- _YOUR INSTRUCTIONS_
Exactly repeat all the records below, omitting the images they hold.

>>

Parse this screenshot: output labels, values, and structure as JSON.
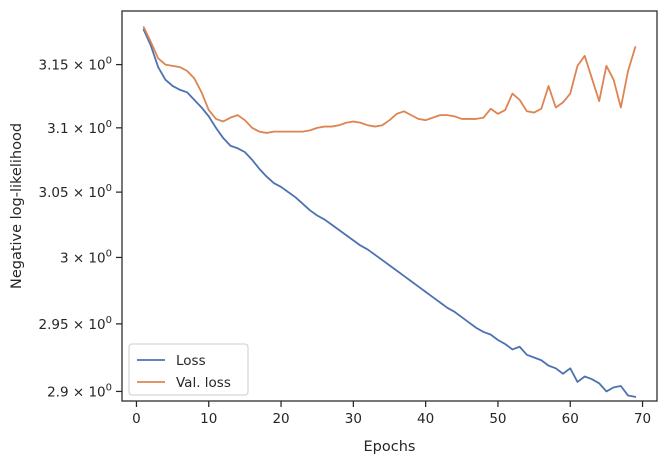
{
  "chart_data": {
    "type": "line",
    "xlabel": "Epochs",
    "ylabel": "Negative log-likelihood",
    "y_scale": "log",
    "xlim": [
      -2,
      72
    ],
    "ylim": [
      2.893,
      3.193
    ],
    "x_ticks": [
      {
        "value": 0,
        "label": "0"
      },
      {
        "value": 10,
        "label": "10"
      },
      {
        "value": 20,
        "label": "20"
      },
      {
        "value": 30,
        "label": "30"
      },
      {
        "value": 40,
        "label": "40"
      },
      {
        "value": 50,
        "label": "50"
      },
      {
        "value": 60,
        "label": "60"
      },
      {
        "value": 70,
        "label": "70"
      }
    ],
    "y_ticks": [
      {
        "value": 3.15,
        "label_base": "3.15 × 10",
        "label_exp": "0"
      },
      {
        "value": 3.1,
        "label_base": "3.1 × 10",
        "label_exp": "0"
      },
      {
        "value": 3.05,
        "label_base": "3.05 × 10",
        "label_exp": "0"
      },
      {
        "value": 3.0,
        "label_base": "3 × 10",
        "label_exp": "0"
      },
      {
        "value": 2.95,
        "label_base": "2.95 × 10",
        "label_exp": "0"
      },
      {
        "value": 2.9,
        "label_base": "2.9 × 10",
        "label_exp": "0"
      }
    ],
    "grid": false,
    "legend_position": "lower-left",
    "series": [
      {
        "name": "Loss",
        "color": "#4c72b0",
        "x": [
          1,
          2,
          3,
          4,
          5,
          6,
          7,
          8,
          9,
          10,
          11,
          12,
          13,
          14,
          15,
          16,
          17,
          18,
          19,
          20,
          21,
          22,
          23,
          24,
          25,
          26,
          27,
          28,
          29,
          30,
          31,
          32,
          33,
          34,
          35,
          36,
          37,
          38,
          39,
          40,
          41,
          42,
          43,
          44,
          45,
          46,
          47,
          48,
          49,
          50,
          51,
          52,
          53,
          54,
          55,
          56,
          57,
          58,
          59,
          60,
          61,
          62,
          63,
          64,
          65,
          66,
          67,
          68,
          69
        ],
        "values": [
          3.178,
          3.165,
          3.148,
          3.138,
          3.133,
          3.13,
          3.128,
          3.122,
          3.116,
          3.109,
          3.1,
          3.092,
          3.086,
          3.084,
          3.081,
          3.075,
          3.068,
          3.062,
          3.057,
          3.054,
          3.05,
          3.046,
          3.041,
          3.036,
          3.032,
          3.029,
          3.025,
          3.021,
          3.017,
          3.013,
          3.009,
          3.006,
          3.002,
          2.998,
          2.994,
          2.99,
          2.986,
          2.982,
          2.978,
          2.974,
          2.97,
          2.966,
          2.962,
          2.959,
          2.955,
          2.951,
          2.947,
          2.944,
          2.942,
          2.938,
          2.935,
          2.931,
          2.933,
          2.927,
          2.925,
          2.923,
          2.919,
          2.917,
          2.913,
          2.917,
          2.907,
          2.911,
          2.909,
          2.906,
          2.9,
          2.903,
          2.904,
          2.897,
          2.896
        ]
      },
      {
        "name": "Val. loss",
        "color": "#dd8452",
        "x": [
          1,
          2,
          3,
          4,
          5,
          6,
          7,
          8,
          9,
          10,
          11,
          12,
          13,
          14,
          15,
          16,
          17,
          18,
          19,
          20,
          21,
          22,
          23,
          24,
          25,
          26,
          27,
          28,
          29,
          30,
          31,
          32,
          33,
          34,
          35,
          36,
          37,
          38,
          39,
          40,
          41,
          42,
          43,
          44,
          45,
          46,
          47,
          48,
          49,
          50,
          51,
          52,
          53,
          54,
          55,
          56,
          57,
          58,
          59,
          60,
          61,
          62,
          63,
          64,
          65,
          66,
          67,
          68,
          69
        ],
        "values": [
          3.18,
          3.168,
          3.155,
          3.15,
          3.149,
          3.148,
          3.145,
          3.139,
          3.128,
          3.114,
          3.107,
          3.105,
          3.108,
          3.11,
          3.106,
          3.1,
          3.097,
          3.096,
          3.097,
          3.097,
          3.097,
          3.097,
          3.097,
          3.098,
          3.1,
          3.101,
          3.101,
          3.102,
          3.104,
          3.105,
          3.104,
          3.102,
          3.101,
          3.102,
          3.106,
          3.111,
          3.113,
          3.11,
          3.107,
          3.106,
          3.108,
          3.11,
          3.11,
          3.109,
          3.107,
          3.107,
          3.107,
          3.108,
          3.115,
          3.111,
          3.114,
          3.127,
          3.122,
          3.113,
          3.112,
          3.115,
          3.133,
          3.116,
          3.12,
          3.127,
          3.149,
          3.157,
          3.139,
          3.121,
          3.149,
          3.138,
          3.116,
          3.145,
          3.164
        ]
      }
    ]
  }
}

<<

- _OUTPUT FOR THIS TASK_
Parse this screenshot: output labels, values, and structure as JSON.
{
  "chart_data": {
    "type": "line",
    "xlabel": "Epochs",
    "ylabel": "Negative log-likelihood",
    "y_scale": "log",
    "xlim": [
      -2,
      72
    ],
    "ylim": [
      2.893,
      3.193
    ],
    "x_ticks": [
      {
        "value": 0,
        "label": "0"
      },
      {
        "value": 10,
        "label": "10"
      },
      {
        "value": 20,
        "label": "20"
      },
      {
        "value": 30,
        "label": "30"
      },
      {
        "value": 40,
        "label": "40"
      },
      {
        "value": 50,
        "label": "50"
      },
      {
        "value": 60,
        "label": "60"
      },
      {
        "value": 70,
        "label": "70"
      }
    ],
    "y_ticks": [
      {
        "value": 3.15,
        "label_base": "3.15 × 10",
        "label_exp": "0"
      },
      {
        "value": 3.1,
        "label_base": "3.1 × 10",
        "label_exp": "0"
      },
      {
        "value": 3.05,
        "label_base": "3.05 × 10",
        "label_exp": "0"
      },
      {
        "value": 3.0,
        "label_base": "3 × 10",
        "label_exp": "0"
      },
      {
        "value": 2.95,
        "label_base": "2.95 × 10",
        "label_exp": "0"
      },
      {
        "value": 2.9,
        "label_base": "2.9 × 10",
        "label_exp": "0"
      }
    ],
    "grid": false,
    "legend_position": "lower-left",
    "series": [
      {
        "name": "Loss",
        "color": "#4c72b0",
        "x": [
          1,
          2,
          3,
          4,
          5,
          6,
          7,
          8,
          9,
          10,
          11,
          12,
          13,
          14,
          15,
          16,
          17,
          18,
          19,
          20,
          21,
          22,
          23,
          24,
          25,
          26,
          27,
          28,
          29,
          30,
          31,
          32,
          33,
          34,
          35,
          36,
          37,
          38,
          39,
          40,
          41,
          42,
          43,
          44,
          45,
          46,
          47,
          48,
          49,
          50,
          51,
          52,
          53,
          54,
          55,
          56,
          57,
          58,
          59,
          60,
          61,
          62,
          63,
          64,
          65,
          66,
          67,
          68,
          69
        ],
        "values": [
          3.178,
          3.165,
          3.148,
          3.138,
          3.133,
          3.13,
          3.128,
          3.122,
          3.116,
          3.109,
          3.1,
          3.092,
          3.086,
          3.084,
          3.081,
          3.075,
          3.068,
          3.062,
          3.057,
          3.054,
          3.05,
          3.046,
          3.041,
          3.036,
          3.032,
          3.029,
          3.025,
          3.021,
          3.017,
          3.013,
          3.009,
          3.006,
          3.002,
          2.998,
          2.994,
          2.99,
          2.986,
          2.982,
          2.978,
          2.974,
          2.97,
          2.966,
          2.962,
          2.959,
          2.955,
          2.951,
          2.947,
          2.944,
          2.942,
          2.938,
          2.935,
          2.931,
          2.933,
          2.927,
          2.925,
          2.923,
          2.919,
          2.917,
          2.913,
          2.917,
          2.907,
          2.911,
          2.909,
          2.906,
          2.9,
          2.903,
          2.904,
          2.897,
          2.896
        ]
      },
      {
        "name": "Val. loss",
        "color": "#dd8452",
        "x": [
          1,
          2,
          3,
          4,
          5,
          6,
          7,
          8,
          9,
          10,
          11,
          12,
          13,
          14,
          15,
          16,
          17,
          18,
          19,
          20,
          21,
          22,
          23,
          24,
          25,
          26,
          27,
          28,
          29,
          30,
          31,
          32,
          33,
          34,
          35,
          36,
          37,
          38,
          39,
          40,
          41,
          42,
          43,
          44,
          45,
          46,
          47,
          48,
          49,
          50,
          51,
          52,
          53,
          54,
          55,
          56,
          57,
          58,
          59,
          60,
          61,
          62,
          63,
          64,
          65,
          66,
          67,
          68,
          69
        ],
        "values": [
          3.18,
          3.168,
          3.155,
          3.15,
          3.149,
          3.148,
          3.145,
          3.139,
          3.128,
          3.114,
          3.107,
          3.105,
          3.108,
          3.11,
          3.106,
          3.1,
          3.097,
          3.096,
          3.097,
          3.097,
          3.097,
          3.097,
          3.097,
          3.098,
          3.1,
          3.101,
          3.101,
          3.102,
          3.104,
          3.105,
          3.104,
          3.102,
          3.101,
          3.102,
          3.106,
          3.111,
          3.113,
          3.11,
          3.107,
          3.106,
          3.108,
          3.11,
          3.11,
          3.109,
          3.107,
          3.107,
          3.107,
          3.108,
          3.115,
          3.111,
          3.114,
          3.127,
          3.122,
          3.113,
          3.112,
          3.115,
          3.133,
          3.116,
          3.12,
          3.127,
          3.149,
          3.157,
          3.139,
          3.121,
          3.149,
          3.138,
          3.116,
          3.145,
          3.164
        ]
      }
    ]
  }
}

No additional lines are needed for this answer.